■ RECORDS PROVIDED ■

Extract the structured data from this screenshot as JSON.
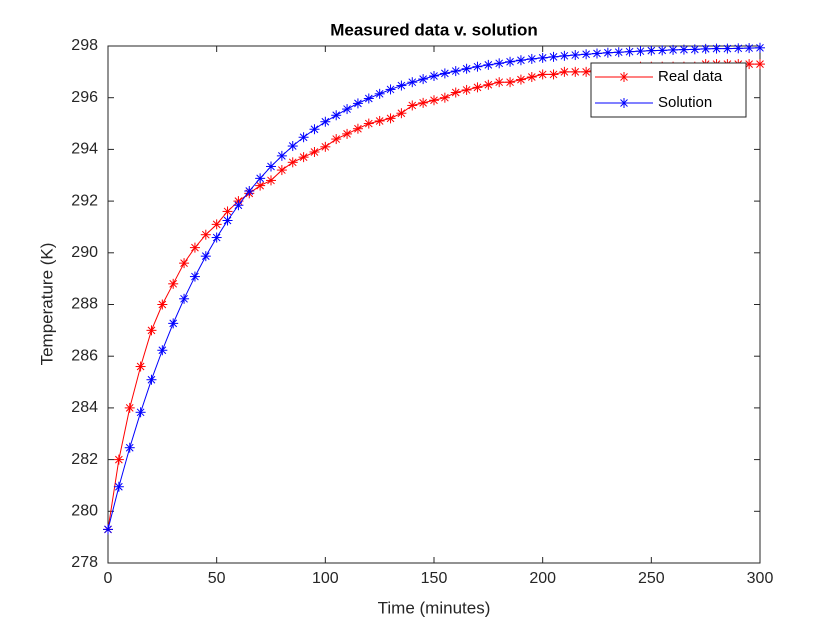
{
  "chart_data": {
    "type": "line",
    "title": "Measured data v. solution",
    "xlabel": "Time (minutes)",
    "ylabel": "Temperature (K)",
    "x": [
      0,
      5,
      10,
      15,
      20,
      25,
      30,
      35,
      40,
      45,
      50,
      55,
      60,
      65,
      70,
      75,
      80,
      85,
      90,
      95,
      100,
      105,
      110,
      115,
      120,
      125,
      130,
      135,
      140,
      145,
      150,
      155,
      160,
      165,
      170,
      175,
      180,
      185,
      190,
      195,
      200,
      205,
      210,
      215,
      220,
      225,
      230,
      235,
      240,
      245,
      250,
      255,
      260,
      265,
      270,
      275,
      280,
      285,
      290,
      295,
      300
    ],
    "series": [
      {
        "name": "Real data",
        "color": "#ff0000",
        "values": [
          279.3,
          282.0,
          284.0,
          285.6,
          287.0,
          288.0,
          288.8,
          289.6,
          290.2,
          290.7,
          291.1,
          291.6,
          292.0,
          292.3,
          292.6,
          292.8,
          293.2,
          293.5,
          293.7,
          293.9,
          294.1,
          294.4,
          294.6,
          294.8,
          295.0,
          295.1,
          295.2,
          295.4,
          295.7,
          295.8,
          295.9,
          296.0,
          296.2,
          296.3,
          296.4,
          296.5,
          296.6,
          296.6,
          296.7,
          296.8,
          296.9,
          296.9,
          297.0,
          297.0,
          297.0,
          297.1,
          297.1,
          297.1,
          297.1,
          297.2,
          297.2,
          297.2,
          297.2,
          297.2,
          297.2,
          297.3,
          297.3,
          297.3,
          297.3,
          297.3,
          297.3
        ]
      },
      {
        "name": "Solution",
        "color": "#0000ff",
        "values": [
          279.3,
          280.95,
          282.46,
          283.83,
          285.09,
          286.23,
          287.27,
          288.22,
          289.08,
          289.87,
          290.59,
          291.25,
          291.84,
          292.39,
          292.88,
          293.34,
          293.75,
          294.13,
          294.47,
          294.78,
          295.07,
          295.32,
          295.56,
          295.78,
          295.97,
          296.15,
          296.32,
          296.47,
          296.6,
          296.72,
          296.84,
          296.94,
          297.03,
          297.12,
          297.2,
          297.27,
          297.33,
          297.39,
          297.45,
          297.5,
          297.54,
          297.58,
          297.62,
          297.65,
          297.68,
          297.71,
          297.74,
          297.76,
          297.78,
          297.8,
          297.82,
          297.83,
          297.85,
          297.86,
          297.87,
          297.89,
          297.9,
          297.9,
          297.91,
          297.92,
          297.93
        ]
      }
    ],
    "xlim": [
      0,
      300
    ],
    "xticks": [
      0,
      50,
      100,
      150,
      200,
      250,
      300
    ],
    "ylim": [
      278,
      298
    ],
    "yticks": [
      278,
      280,
      282,
      284,
      286,
      288,
      290,
      292,
      294,
      296,
      298
    ],
    "legend": "upper right",
    "marker": "*"
  }
}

■ GIVEN PROBLEM ■
Your task is an exact transcription of all the data, minus the pictures.

■ ANSWER TO THE EXERCISE ■
Extract the structured data from this screenshot as JSON.
{
  "chart_data": {
    "type": "line",
    "title": "Measured data v. solution",
    "xlabel": "Time (minutes)",
    "ylabel": "Temperature (K)",
    "x": [
      0,
      5,
      10,
      15,
      20,
      25,
      30,
      35,
      40,
      45,
      50,
      55,
      60,
      65,
      70,
      75,
      80,
      85,
      90,
      95,
      100,
      105,
      110,
      115,
      120,
      125,
      130,
      135,
      140,
      145,
      150,
      155,
      160,
      165,
      170,
      175,
      180,
      185,
      190,
      195,
      200,
      205,
      210,
      215,
      220,
      225,
      230,
      235,
      240,
      245,
      250,
      255,
      260,
      265,
      270,
      275,
      280,
      285,
      290,
      295,
      300
    ],
    "series": [
      {
        "name": "Real data",
        "color": "#ff0000",
        "values": [
          279.3,
          282.0,
          284.0,
          285.6,
          287.0,
          288.0,
          288.8,
          289.6,
          290.2,
          290.7,
          291.1,
          291.6,
          292.0,
          292.3,
          292.6,
          292.8,
          293.2,
          293.5,
          293.7,
          293.9,
          294.1,
          294.4,
          294.6,
          294.8,
          295.0,
          295.1,
          295.2,
          295.4,
          295.7,
          295.8,
          295.9,
          296.0,
          296.2,
          296.3,
          296.4,
          296.5,
          296.6,
          296.6,
          296.7,
          296.8,
          296.9,
          296.9,
          297.0,
          297.0,
          297.0,
          297.1,
          297.1,
          297.1,
          297.1,
          297.2,
          297.2,
          297.2,
          297.2,
          297.2,
          297.2,
          297.3,
          297.3,
          297.3,
          297.3,
          297.3,
          297.3
        ]
      },
      {
        "name": "Solution",
        "color": "#0000ff",
        "values": [
          279.3,
          280.95,
          282.46,
          283.83,
          285.09,
          286.23,
          287.27,
          288.22,
          289.08,
          289.87,
          290.59,
          291.25,
          291.84,
          292.39,
          292.88,
          293.34,
          293.75,
          294.13,
          294.47,
          294.78,
          295.07,
          295.32,
          295.56,
          295.78,
          295.97,
          296.15,
          296.32,
          296.47,
          296.6,
          296.72,
          296.84,
          296.94,
          297.03,
          297.12,
          297.2,
          297.27,
          297.33,
          297.39,
          297.45,
          297.5,
          297.54,
          297.58,
          297.62,
          297.65,
          297.68,
          297.71,
          297.74,
          297.76,
          297.78,
          297.8,
          297.82,
          297.83,
          297.85,
          297.86,
          297.87,
          297.89,
          297.9,
          297.9,
          297.91,
          297.92,
          297.93
        ]
      }
    ],
    "xlim": [
      0,
      300
    ],
    "xticks": [
      0,
      50,
      100,
      150,
      200,
      250,
      300
    ],
    "ylim": [
      278,
      298
    ],
    "yticks": [
      278,
      280,
      282,
      284,
      286,
      288,
      290,
      292,
      294,
      296,
      298
    ],
    "legend": "upper right",
    "marker": "*"
  }
}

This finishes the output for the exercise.